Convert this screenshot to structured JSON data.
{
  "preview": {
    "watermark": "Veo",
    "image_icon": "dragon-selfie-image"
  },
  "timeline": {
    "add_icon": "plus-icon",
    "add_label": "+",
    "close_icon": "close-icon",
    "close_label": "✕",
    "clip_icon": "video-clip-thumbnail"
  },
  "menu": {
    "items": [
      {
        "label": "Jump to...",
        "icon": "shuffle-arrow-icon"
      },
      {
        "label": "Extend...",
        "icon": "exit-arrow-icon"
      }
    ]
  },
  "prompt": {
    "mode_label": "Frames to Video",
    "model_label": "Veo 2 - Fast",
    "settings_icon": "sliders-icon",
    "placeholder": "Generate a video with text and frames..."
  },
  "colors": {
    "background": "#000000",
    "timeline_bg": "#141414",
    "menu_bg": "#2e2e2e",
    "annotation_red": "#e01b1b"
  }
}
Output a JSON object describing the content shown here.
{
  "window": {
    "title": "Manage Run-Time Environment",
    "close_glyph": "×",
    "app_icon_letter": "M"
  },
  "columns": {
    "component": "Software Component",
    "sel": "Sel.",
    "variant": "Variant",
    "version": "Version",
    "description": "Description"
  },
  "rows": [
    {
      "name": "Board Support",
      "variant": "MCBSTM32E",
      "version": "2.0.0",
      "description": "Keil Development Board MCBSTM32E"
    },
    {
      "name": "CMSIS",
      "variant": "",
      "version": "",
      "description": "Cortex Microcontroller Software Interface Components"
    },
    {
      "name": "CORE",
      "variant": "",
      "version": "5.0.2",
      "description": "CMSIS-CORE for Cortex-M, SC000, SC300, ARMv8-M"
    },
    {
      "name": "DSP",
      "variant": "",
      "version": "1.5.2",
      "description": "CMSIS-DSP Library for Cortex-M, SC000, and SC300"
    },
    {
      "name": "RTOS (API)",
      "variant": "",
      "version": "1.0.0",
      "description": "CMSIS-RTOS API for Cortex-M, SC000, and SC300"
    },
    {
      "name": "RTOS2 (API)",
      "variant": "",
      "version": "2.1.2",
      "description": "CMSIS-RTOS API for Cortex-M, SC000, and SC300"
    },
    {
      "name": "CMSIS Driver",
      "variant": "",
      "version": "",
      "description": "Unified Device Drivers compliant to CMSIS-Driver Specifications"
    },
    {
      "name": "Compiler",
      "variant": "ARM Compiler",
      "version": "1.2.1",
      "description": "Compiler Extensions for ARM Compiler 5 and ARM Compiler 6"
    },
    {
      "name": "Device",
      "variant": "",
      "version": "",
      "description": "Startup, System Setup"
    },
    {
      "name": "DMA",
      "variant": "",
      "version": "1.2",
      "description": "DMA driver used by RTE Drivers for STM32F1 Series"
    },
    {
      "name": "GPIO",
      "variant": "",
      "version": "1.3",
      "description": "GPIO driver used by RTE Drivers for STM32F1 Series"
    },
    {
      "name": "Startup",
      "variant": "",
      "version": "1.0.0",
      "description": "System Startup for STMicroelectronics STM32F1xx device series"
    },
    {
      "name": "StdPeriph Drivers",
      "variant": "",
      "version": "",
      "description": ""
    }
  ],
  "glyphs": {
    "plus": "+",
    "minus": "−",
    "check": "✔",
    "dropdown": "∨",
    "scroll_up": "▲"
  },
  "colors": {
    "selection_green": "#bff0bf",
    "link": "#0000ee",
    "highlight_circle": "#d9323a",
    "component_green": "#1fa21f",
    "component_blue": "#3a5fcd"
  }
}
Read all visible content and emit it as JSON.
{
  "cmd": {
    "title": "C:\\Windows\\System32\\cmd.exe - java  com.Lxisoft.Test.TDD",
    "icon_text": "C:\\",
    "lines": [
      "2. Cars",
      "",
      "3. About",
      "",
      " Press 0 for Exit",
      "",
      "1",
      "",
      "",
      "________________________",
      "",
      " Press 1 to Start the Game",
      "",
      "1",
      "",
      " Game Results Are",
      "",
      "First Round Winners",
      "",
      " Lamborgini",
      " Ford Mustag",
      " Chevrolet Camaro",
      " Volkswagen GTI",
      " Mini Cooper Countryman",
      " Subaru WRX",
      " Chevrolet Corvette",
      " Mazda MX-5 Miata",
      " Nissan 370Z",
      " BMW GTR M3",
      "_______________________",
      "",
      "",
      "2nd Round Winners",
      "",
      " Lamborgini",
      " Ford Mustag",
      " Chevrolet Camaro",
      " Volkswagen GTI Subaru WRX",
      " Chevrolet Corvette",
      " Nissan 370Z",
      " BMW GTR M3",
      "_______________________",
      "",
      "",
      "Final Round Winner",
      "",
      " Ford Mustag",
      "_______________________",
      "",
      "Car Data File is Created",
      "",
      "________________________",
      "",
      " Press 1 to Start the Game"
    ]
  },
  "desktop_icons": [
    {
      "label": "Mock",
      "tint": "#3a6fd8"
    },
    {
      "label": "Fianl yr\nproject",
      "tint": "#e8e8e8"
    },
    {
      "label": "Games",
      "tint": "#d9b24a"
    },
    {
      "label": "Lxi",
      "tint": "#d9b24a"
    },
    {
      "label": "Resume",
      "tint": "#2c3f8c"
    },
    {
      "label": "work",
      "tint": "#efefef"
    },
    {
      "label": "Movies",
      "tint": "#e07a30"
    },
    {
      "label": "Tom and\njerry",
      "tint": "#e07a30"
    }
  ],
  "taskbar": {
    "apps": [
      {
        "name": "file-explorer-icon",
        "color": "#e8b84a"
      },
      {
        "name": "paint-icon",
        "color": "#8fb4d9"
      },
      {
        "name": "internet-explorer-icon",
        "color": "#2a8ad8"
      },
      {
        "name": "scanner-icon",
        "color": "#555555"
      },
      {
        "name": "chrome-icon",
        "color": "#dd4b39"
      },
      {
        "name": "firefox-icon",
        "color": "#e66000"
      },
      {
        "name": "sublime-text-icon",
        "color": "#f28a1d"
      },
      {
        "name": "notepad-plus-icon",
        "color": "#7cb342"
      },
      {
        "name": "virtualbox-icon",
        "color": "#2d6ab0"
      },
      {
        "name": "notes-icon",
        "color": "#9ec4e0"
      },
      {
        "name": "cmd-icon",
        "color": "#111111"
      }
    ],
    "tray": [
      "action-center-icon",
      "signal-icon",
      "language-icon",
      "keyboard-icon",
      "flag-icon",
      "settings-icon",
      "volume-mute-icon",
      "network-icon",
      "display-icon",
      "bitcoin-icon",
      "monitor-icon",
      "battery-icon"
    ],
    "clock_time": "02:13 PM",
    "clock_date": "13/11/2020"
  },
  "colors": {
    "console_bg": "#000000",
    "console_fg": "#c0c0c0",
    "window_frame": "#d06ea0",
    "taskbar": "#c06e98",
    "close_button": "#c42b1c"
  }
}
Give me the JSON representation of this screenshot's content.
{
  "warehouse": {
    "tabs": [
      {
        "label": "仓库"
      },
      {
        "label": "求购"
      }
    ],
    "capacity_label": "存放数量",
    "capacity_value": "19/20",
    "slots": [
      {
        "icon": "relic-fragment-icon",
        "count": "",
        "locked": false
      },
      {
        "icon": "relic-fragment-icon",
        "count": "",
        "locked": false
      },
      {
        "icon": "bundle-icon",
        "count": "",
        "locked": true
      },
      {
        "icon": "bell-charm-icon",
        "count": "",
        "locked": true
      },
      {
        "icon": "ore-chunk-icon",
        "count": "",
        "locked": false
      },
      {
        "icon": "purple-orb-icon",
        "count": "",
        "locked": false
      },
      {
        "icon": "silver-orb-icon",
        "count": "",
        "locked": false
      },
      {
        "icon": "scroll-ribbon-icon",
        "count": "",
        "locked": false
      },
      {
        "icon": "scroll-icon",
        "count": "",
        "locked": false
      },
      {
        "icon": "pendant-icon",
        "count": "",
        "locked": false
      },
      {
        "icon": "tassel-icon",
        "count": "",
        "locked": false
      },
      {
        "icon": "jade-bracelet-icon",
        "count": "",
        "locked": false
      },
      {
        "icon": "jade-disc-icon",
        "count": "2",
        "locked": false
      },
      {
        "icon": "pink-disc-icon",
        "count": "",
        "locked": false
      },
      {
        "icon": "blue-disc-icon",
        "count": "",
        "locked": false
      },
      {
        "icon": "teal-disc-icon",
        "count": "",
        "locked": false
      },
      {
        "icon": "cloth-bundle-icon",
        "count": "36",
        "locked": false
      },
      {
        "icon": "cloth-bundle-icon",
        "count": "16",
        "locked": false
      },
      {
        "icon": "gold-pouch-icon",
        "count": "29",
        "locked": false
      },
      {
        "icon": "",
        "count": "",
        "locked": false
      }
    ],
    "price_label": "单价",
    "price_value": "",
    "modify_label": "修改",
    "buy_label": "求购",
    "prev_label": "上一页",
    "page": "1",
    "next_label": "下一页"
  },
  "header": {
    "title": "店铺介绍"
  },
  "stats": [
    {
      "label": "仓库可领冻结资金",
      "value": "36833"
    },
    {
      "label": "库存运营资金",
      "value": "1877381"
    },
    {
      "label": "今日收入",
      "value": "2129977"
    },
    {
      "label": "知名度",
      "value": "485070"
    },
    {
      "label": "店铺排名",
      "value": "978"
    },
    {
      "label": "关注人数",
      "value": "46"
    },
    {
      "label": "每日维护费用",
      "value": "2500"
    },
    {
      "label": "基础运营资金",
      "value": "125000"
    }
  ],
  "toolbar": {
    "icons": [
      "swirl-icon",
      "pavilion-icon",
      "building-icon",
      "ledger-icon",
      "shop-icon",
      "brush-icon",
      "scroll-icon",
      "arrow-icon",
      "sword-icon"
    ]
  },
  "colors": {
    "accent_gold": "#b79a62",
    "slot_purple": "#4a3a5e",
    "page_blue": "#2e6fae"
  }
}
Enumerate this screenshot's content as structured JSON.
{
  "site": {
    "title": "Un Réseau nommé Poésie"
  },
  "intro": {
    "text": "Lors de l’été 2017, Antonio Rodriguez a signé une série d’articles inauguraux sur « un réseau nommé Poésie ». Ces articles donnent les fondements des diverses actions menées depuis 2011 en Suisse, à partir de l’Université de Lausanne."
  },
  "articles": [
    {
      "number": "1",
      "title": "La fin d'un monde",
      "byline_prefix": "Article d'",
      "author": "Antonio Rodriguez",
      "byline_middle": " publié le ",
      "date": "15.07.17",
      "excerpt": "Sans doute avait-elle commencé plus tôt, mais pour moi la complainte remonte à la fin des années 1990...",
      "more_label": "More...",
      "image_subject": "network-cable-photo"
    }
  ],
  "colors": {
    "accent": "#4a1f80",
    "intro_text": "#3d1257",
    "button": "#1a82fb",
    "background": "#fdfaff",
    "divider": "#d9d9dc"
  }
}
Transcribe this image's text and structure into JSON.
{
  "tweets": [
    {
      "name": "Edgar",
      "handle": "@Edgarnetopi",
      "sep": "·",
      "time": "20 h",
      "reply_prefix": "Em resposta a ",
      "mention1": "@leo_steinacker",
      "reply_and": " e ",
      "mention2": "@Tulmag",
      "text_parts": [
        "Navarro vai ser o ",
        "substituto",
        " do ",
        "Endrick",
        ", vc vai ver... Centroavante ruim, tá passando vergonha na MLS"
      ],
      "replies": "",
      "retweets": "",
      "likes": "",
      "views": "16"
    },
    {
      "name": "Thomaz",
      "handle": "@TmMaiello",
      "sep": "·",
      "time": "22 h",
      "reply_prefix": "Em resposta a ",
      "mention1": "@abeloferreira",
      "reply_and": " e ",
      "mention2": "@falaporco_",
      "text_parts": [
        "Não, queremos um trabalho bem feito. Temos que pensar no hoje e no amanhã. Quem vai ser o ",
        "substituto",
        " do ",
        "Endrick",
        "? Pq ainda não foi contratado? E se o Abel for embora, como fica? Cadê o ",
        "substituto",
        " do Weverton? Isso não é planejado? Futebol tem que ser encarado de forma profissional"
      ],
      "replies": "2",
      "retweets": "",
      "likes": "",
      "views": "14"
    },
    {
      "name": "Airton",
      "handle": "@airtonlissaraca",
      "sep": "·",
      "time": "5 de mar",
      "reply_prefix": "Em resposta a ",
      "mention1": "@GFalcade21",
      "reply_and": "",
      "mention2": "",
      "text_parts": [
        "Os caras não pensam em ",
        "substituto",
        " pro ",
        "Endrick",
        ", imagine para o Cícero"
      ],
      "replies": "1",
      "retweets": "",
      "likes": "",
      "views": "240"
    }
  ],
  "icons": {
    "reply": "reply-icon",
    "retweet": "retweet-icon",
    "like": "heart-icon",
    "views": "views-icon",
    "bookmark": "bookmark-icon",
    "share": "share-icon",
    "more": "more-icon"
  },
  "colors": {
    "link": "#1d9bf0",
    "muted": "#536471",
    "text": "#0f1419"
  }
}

TO DO:
In the records above, collect each line with "background".

EXPECTED OUTPUT:
    "background": "#000000",
    "background": "#fdfaff",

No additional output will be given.